### Instructions for the task
Show, in full, each line of the data that contains "Input".

### Material shown
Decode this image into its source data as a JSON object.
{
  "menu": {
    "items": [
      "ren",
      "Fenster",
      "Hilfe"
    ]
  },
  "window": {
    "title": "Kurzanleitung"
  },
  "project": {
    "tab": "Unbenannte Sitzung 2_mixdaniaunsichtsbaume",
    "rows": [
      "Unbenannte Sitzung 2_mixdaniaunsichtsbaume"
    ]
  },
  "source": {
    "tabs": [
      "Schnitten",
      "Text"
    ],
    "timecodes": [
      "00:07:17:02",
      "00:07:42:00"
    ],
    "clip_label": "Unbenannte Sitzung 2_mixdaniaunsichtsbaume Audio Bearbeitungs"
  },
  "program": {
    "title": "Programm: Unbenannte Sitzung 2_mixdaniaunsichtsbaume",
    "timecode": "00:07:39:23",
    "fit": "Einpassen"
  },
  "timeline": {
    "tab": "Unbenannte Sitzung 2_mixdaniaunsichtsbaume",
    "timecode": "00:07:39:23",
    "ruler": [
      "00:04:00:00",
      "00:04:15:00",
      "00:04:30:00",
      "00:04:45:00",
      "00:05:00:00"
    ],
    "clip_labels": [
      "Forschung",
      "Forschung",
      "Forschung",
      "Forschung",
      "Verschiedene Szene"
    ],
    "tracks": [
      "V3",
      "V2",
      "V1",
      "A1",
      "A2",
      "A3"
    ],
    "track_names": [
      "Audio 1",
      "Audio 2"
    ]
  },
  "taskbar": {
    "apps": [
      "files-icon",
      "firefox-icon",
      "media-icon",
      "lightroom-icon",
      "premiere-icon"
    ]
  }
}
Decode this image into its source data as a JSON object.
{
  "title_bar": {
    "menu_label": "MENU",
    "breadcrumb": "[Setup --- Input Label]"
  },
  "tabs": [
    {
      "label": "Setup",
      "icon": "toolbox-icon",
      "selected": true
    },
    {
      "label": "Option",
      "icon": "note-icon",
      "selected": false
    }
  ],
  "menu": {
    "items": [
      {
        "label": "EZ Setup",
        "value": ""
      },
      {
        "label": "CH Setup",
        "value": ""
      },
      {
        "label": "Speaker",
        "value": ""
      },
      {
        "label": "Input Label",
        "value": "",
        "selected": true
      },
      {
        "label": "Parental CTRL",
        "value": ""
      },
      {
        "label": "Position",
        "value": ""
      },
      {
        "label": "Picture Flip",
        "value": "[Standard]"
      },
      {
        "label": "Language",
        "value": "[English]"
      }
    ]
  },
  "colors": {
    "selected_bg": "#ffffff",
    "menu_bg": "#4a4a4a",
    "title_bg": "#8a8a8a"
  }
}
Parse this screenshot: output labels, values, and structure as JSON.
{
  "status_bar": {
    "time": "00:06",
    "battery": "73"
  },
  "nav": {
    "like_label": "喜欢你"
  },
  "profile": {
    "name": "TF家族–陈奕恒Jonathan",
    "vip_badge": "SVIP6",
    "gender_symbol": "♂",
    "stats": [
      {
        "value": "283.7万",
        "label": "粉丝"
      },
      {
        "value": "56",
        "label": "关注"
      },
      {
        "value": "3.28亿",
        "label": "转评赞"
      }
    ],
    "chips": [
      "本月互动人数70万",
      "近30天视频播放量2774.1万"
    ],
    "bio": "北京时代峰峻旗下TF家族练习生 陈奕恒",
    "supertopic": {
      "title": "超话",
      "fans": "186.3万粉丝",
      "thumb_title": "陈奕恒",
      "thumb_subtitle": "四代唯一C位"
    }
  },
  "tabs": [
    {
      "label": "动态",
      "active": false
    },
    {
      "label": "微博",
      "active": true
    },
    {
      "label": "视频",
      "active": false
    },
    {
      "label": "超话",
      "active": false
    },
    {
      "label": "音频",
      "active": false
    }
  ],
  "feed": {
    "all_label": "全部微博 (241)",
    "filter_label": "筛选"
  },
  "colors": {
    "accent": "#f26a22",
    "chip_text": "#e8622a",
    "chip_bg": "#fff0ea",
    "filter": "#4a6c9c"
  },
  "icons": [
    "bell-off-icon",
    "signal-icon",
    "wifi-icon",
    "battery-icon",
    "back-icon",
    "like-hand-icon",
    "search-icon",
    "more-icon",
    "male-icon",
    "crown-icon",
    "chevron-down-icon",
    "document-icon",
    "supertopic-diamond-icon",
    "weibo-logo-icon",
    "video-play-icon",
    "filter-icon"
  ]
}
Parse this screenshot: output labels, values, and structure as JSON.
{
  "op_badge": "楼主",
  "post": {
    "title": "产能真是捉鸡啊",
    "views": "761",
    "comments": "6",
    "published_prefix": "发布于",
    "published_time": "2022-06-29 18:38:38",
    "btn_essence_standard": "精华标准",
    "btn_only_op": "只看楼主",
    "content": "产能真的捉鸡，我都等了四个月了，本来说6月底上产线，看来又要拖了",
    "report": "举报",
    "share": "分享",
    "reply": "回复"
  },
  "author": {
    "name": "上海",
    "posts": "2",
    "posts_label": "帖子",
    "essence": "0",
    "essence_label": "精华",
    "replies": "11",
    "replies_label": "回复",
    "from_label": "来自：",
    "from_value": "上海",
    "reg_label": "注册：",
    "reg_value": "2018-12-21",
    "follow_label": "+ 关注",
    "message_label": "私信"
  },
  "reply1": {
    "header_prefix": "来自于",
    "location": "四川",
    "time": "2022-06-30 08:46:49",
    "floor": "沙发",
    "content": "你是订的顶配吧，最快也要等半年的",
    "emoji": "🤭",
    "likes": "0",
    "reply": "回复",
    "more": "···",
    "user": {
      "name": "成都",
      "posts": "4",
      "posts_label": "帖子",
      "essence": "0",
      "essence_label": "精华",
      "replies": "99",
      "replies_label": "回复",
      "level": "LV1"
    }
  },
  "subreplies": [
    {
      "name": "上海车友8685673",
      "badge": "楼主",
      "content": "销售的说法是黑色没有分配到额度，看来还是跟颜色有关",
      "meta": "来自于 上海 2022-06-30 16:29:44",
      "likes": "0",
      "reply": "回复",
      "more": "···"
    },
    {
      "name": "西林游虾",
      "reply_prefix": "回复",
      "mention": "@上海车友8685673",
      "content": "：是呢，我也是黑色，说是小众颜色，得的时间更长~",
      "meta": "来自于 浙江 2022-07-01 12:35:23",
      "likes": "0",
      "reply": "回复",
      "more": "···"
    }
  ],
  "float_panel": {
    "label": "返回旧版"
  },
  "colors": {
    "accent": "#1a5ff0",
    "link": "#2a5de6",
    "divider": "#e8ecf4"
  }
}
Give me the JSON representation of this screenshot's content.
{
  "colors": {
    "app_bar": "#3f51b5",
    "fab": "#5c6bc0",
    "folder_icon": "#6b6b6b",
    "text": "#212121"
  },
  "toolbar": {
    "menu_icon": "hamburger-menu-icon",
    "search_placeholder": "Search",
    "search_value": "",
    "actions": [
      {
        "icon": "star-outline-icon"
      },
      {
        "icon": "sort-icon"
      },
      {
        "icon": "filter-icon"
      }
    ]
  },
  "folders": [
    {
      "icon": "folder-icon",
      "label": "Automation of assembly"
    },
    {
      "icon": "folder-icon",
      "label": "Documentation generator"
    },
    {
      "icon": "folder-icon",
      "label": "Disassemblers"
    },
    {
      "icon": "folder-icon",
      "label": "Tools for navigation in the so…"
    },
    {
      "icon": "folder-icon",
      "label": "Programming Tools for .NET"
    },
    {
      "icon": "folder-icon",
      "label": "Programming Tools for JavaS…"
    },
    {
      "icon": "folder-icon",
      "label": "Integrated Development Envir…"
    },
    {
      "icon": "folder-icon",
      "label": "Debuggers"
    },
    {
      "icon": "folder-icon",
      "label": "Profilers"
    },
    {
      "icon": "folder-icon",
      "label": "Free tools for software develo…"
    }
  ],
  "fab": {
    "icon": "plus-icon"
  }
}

### Response to this exercise
    "breadcrumb": "[Setup --- Input Label]"
        "label": "Input Label",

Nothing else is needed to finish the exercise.